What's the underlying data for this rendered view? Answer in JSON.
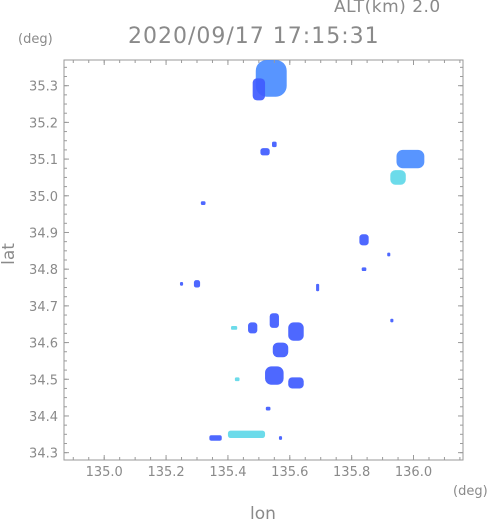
{
  "chart_data": {
    "type": "heatmap",
    "title": "2020/09/17 17:15:31",
    "subtitle": "ALT(km) 2.0",
    "xlabel": "lon",
    "ylabel": "lat",
    "xunit": "(deg)",
    "yunit": "(deg)",
    "xlim": [
      134.87,
      136.16
    ],
    "ylim": [
      34.28,
      35.37
    ],
    "xticks": [
      "135.0",
      "135.2",
      "135.4",
      "135.6",
      "135.8",
      "136.0"
    ],
    "xtick_values": [
      135.0,
      135.2,
      135.4,
      135.6,
      135.8,
      136.0
    ],
    "yticks": [
      "34.3",
      "34.4",
      "34.5",
      "34.6",
      "34.7",
      "34.8",
      "34.9",
      "35.0",
      "35.1",
      "35.2",
      "35.3"
    ],
    "ytick_values": [
      34.3,
      34.4,
      34.5,
      34.6,
      34.7,
      34.8,
      34.9,
      35.0,
      35.1,
      35.2,
      35.3
    ],
    "grid": false,
    "colors": {
      "low": "#3f5bff",
      "mid": "#4a8cff",
      "high": "#5fd8e8",
      "axis": "#9a9a9a"
    },
    "echoes": [
      {
        "lon": 135.54,
        "lat": 35.32,
        "w": 0.1,
        "h": 0.1,
        "intensity": "mid"
      },
      {
        "lon": 135.5,
        "lat": 35.29,
        "w": 0.04,
        "h": 0.06,
        "intensity": "low"
      },
      {
        "lon": 135.52,
        "lat": 35.12,
        "w": 0.03,
        "h": 0.02,
        "intensity": "low"
      },
      {
        "lon": 135.55,
        "lat": 35.14,
        "w": 0.015,
        "h": 0.015,
        "intensity": "low"
      },
      {
        "lon": 135.99,
        "lat": 35.1,
        "w": 0.09,
        "h": 0.05,
        "intensity": "mid"
      },
      {
        "lon": 135.95,
        "lat": 35.05,
        "w": 0.05,
        "h": 0.04,
        "intensity": "high"
      },
      {
        "lon": 135.32,
        "lat": 34.98,
        "w": 0.015,
        "h": 0.01,
        "intensity": "low"
      },
      {
        "lon": 135.84,
        "lat": 34.88,
        "w": 0.03,
        "h": 0.03,
        "intensity": "low"
      },
      {
        "lon": 135.92,
        "lat": 34.84,
        "w": 0.01,
        "h": 0.01,
        "intensity": "low"
      },
      {
        "lon": 135.84,
        "lat": 34.8,
        "w": 0.015,
        "h": 0.01,
        "intensity": "low"
      },
      {
        "lon": 135.3,
        "lat": 34.76,
        "w": 0.02,
        "h": 0.02,
        "intensity": "low"
      },
      {
        "lon": 135.25,
        "lat": 34.76,
        "w": 0.01,
        "h": 0.01,
        "intensity": "low"
      },
      {
        "lon": 135.69,
        "lat": 34.75,
        "w": 0.01,
        "h": 0.02,
        "intensity": "low"
      },
      {
        "lon": 135.55,
        "lat": 34.66,
        "w": 0.03,
        "h": 0.04,
        "intensity": "low"
      },
      {
        "lon": 135.48,
        "lat": 34.64,
        "w": 0.03,
        "h": 0.03,
        "intensity": "low"
      },
      {
        "lon": 135.62,
        "lat": 34.63,
        "w": 0.05,
        "h": 0.05,
        "intensity": "low"
      },
      {
        "lon": 135.57,
        "lat": 34.58,
        "w": 0.05,
        "h": 0.04,
        "intensity": "low"
      },
      {
        "lon": 135.42,
        "lat": 34.64,
        "w": 0.02,
        "h": 0.01,
        "intensity": "high"
      },
      {
        "lon": 135.55,
        "lat": 34.51,
        "w": 0.06,
        "h": 0.05,
        "intensity": "low"
      },
      {
        "lon": 135.62,
        "lat": 34.49,
        "w": 0.05,
        "h": 0.03,
        "intensity": "low"
      },
      {
        "lon": 135.43,
        "lat": 34.5,
        "w": 0.015,
        "h": 0.01,
        "intensity": "high"
      },
      {
        "lon": 135.93,
        "lat": 34.66,
        "w": 0.01,
        "h": 0.01,
        "intensity": "low"
      },
      {
        "lon": 135.53,
        "lat": 34.42,
        "w": 0.015,
        "h": 0.01,
        "intensity": "low"
      },
      {
        "lon": 135.46,
        "lat": 34.35,
        "w": 0.12,
        "h": 0.02,
        "intensity": "high"
      },
      {
        "lon": 135.36,
        "lat": 34.34,
        "w": 0.04,
        "h": 0.015,
        "intensity": "low"
      },
      {
        "lon": 135.57,
        "lat": 34.34,
        "w": 0.01,
        "h": 0.01,
        "intensity": "low"
      }
    ]
  }
}
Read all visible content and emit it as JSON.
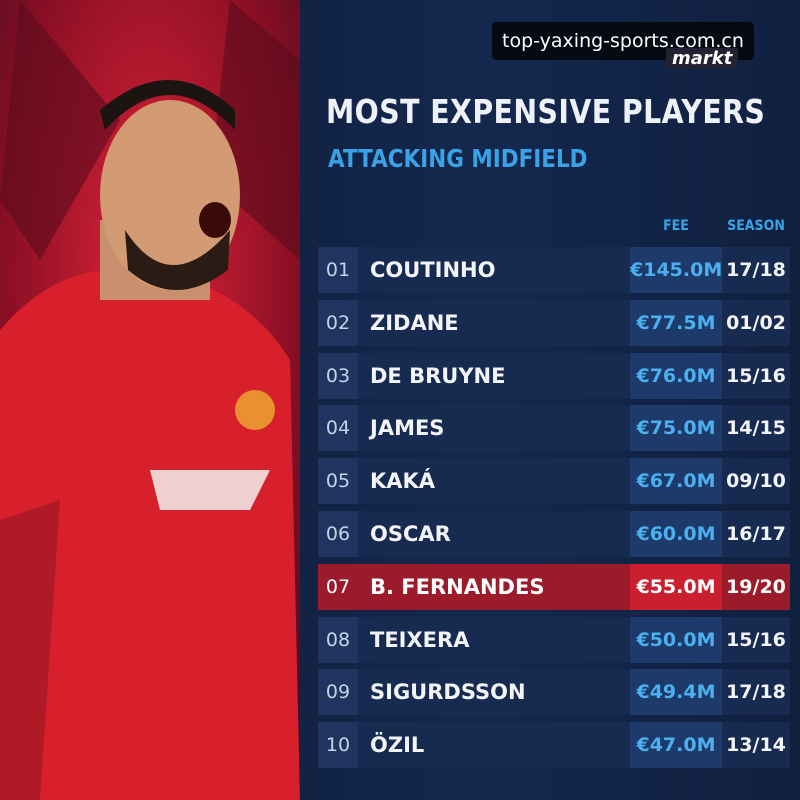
*-*-*
**Your objective:**
Answer with one number: how many lines of the entries above include the word "JSON".

**The result:**
2